● Information provided

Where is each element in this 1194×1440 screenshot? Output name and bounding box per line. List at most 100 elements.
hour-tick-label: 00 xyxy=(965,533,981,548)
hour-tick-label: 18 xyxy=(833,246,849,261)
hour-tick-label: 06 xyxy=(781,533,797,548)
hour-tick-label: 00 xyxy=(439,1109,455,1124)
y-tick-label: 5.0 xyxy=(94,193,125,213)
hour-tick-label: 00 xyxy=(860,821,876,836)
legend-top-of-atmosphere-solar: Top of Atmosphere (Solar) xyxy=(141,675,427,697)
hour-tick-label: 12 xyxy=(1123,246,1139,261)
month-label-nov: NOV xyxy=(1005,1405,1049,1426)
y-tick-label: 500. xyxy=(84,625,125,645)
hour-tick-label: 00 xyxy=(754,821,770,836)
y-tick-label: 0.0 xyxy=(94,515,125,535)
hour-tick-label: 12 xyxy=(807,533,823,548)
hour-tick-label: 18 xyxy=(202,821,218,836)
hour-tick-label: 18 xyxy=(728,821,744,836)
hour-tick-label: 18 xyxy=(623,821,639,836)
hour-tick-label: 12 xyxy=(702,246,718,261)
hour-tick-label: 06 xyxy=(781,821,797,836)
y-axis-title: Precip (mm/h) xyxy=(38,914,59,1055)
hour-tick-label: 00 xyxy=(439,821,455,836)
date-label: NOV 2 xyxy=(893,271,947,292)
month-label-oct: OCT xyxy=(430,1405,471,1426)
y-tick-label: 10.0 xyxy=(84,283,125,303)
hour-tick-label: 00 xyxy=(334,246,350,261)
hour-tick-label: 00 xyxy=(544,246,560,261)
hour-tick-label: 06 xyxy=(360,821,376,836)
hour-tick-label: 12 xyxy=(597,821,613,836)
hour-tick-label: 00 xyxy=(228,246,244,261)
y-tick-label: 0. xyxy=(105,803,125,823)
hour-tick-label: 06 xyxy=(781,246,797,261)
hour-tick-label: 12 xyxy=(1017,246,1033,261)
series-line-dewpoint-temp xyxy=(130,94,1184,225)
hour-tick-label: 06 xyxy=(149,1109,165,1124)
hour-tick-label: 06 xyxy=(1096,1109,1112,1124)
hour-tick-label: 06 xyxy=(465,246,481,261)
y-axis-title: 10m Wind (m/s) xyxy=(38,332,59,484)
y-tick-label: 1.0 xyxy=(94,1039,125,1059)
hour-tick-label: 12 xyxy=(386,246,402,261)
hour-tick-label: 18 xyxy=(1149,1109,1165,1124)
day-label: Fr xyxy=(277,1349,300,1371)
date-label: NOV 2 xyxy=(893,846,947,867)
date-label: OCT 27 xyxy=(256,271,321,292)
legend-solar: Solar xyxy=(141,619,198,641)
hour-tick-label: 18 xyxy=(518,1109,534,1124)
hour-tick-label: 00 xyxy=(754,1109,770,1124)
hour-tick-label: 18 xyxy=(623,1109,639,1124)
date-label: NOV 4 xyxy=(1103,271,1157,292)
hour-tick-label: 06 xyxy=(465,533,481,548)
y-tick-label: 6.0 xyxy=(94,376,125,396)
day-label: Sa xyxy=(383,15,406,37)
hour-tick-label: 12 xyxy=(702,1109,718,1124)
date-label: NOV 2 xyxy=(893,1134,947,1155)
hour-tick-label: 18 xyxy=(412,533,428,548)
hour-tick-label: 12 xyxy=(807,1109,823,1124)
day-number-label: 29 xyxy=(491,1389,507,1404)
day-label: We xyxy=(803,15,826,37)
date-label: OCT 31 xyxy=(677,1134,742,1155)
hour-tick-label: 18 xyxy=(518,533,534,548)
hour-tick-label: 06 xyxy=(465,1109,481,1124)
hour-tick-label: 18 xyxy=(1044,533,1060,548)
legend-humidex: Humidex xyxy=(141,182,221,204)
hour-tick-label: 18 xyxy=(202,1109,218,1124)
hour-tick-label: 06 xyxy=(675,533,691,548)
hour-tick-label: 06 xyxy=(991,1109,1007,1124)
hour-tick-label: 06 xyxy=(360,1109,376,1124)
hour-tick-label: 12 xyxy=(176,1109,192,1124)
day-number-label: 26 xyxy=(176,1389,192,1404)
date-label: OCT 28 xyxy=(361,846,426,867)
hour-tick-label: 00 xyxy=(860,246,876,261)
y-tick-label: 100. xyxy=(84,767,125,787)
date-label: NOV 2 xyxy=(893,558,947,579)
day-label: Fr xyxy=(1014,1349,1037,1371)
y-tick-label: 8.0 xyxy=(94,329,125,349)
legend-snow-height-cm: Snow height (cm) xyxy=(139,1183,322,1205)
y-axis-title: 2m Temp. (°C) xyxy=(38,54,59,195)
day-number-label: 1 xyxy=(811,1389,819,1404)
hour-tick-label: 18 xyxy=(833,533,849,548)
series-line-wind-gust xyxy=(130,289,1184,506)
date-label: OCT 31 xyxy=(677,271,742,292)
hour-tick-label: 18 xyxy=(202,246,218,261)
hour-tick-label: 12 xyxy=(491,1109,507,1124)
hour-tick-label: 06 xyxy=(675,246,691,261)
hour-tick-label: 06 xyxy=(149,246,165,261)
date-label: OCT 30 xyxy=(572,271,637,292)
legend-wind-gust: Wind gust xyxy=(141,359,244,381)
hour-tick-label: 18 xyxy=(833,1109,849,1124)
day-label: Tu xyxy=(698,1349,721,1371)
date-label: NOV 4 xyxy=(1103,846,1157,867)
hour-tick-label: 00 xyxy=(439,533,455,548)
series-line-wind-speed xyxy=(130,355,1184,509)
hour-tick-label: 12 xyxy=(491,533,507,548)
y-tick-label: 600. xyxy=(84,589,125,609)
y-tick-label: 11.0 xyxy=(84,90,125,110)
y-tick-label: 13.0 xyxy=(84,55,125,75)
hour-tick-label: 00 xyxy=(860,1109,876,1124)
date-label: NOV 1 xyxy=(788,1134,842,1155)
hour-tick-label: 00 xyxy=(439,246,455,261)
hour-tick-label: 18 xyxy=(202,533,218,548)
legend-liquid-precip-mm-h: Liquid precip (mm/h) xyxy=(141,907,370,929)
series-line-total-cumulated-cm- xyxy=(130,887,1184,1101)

● Written problem
Reproduce every record above verbatim, in the same order, changing no character.

● Result of this task
Where is each element in this 1194×1440 screenshot? Output name and bounding box per line. List at most 100 elements.
hour-tick-label: 00 xyxy=(965,533,981,548)
hour-tick-label: 18 xyxy=(833,246,849,261)
hour-tick-label: 06 xyxy=(781,533,797,548)
hour-tick-label: 00 xyxy=(439,1109,455,1124)
y-tick-label: 5.0 xyxy=(94,193,125,213)
hour-tick-label: 00 xyxy=(860,821,876,836)
legend-top-of-atmosphere-solar: Top of Atmosphere (Solar) xyxy=(141,675,427,697)
hour-tick-label: 12 xyxy=(1123,246,1139,261)
month-label-nov: NOV xyxy=(1005,1405,1049,1426)
y-tick-label: 500. xyxy=(84,625,125,645)
hour-tick-label: 00 xyxy=(754,821,770,836)
y-tick-label: 0.0 xyxy=(94,515,125,535)
hour-tick-label: 12 xyxy=(807,533,823,548)
hour-tick-label: 18 xyxy=(202,821,218,836)
hour-tick-label: 18 xyxy=(728,821,744,836)
hour-tick-label: 18 xyxy=(623,821,639,836)
hour-tick-label: 12 xyxy=(702,246,718,261)
hour-tick-label: 06 xyxy=(781,821,797,836)
y-axis-title: Precip (mm/h) xyxy=(38,914,59,1055)
hour-tick-label: 00 xyxy=(439,821,455,836)
date-label: NOV 2 xyxy=(893,271,947,292)
month-label-oct: OCT xyxy=(430,1405,471,1426)
y-tick-label: 10.0 xyxy=(84,283,125,303)
hour-tick-label: 00 xyxy=(334,246,350,261)
hour-tick-label: 00 xyxy=(544,246,560,261)
hour-tick-label: 06 xyxy=(360,821,376,836)
hour-tick-label: 12 xyxy=(597,821,613,836)
hour-tick-label: 00 xyxy=(228,246,244,261)
y-tick-label: 0. xyxy=(105,803,125,823)
hour-tick-label: 06 xyxy=(781,246,797,261)
hour-tick-label: 12 xyxy=(1017,246,1033,261)
series-line-dewpoint-temp xyxy=(130,94,1184,225)
hour-tick-label: 06 xyxy=(149,1109,165,1124)
hour-tick-label: 06 xyxy=(1096,1109,1112,1124)
hour-tick-label: 06 xyxy=(465,246,481,261)
y-axis-title: 10m Wind (m/s) xyxy=(38,332,59,484)
y-tick-label: 1.0 xyxy=(94,1039,125,1059)
hour-tick-label: 12 xyxy=(386,246,402,261)
hour-tick-label: 18 xyxy=(1149,1109,1165,1124)
day-label: Fr xyxy=(277,1349,300,1371)
date-label: NOV 2 xyxy=(893,846,947,867)
date-label: OCT 27 xyxy=(256,271,321,292)
legend-solar: Solar xyxy=(141,619,198,641)
hour-tick-label: 18 xyxy=(518,1109,534,1124)
hour-tick-label: 00 xyxy=(754,1109,770,1124)
hour-tick-label: 18 xyxy=(623,1109,639,1124)
date-label: NOV 4 xyxy=(1103,271,1157,292)
hour-tick-label: 06 xyxy=(465,533,481,548)
y-tick-label: 6.0 xyxy=(94,376,125,396)
day-label: Sa xyxy=(383,15,406,37)
hour-tick-label: 12 xyxy=(702,1109,718,1124)
date-label: NOV 2 xyxy=(893,1134,947,1155)
hour-tick-label: 18 xyxy=(412,533,428,548)
hour-tick-label: 12 xyxy=(807,1109,823,1124)
day-number-label: 29 xyxy=(491,1389,507,1404)
day-label: We xyxy=(803,15,826,37)
date-label: OCT 31 xyxy=(677,1134,742,1155)
hour-tick-label: 18 xyxy=(518,533,534,548)
hour-tick-label: 06 xyxy=(465,1109,481,1124)
hour-tick-label: 18 xyxy=(1044,533,1060,548)
legend-humidex: Humidex xyxy=(141,182,221,204)
hour-tick-label: 18 xyxy=(202,1109,218,1124)
hour-tick-label: 06 xyxy=(675,533,691,548)
hour-tick-label: 06 xyxy=(991,1109,1007,1124)
hour-tick-label: 06 xyxy=(360,1109,376,1124)
hour-tick-label: 12 xyxy=(176,1109,192,1124)
day-number-label: 26 xyxy=(176,1389,192,1404)
date-label: OCT 28 xyxy=(361,846,426,867)
hour-tick-label: 00 xyxy=(860,246,876,261)
y-tick-label: 100. xyxy=(84,767,125,787)
date-label: NOV 2 xyxy=(893,558,947,579)
day-label: Fr xyxy=(1014,1349,1037,1371)
y-tick-label: 8.0 xyxy=(94,329,125,349)
legend-snow-height-cm: Snow height (cm) xyxy=(139,1183,322,1205)
y-axis-title: 2m Temp. (°C) xyxy=(38,54,59,195)
day-number-label: 1 xyxy=(811,1389,819,1404)
hour-tick-label: 18 xyxy=(833,533,849,548)
series-line-wind-gust xyxy=(130,289,1184,506)
date-label: OCT 31 xyxy=(677,271,742,292)
hour-tick-label: 18 xyxy=(202,246,218,261)
hour-tick-label: 12 xyxy=(491,1109,507,1124)
hour-tick-label: 06 xyxy=(675,246,691,261)
hour-tick-label: 06 xyxy=(149,246,165,261)
date-label: OCT 30 xyxy=(572,271,637,292)
legend-wind-gust: Wind gust xyxy=(141,359,244,381)
hour-tick-label: 18 xyxy=(833,1109,849,1124)
day-label: Tu xyxy=(698,1349,721,1371)
date-label: NOV 4 xyxy=(1103,846,1157,867)
hour-tick-label: 00 xyxy=(439,533,455,548)
series-line-wind-speed xyxy=(130,355,1184,509)
hour-tick-label: 12 xyxy=(491,533,507,548)
y-tick-label: 600. xyxy=(84,589,125,609)
y-tick-label: 11.0 xyxy=(84,90,125,110)
y-tick-label: 13.0 xyxy=(84,55,125,75)
hour-tick-label: 00 xyxy=(860,1109,876,1124)
date-label: NOV 1 xyxy=(788,1134,842,1155)
hour-tick-label: 00 xyxy=(439,246,455,261)
hour-tick-label: 18 xyxy=(202,533,218,548)
legend-liquid-precip-mm-h: Liquid precip (mm/h) xyxy=(141,907,370,929)
series-line-total-cumulated-cm- xyxy=(130,887,1184,1101)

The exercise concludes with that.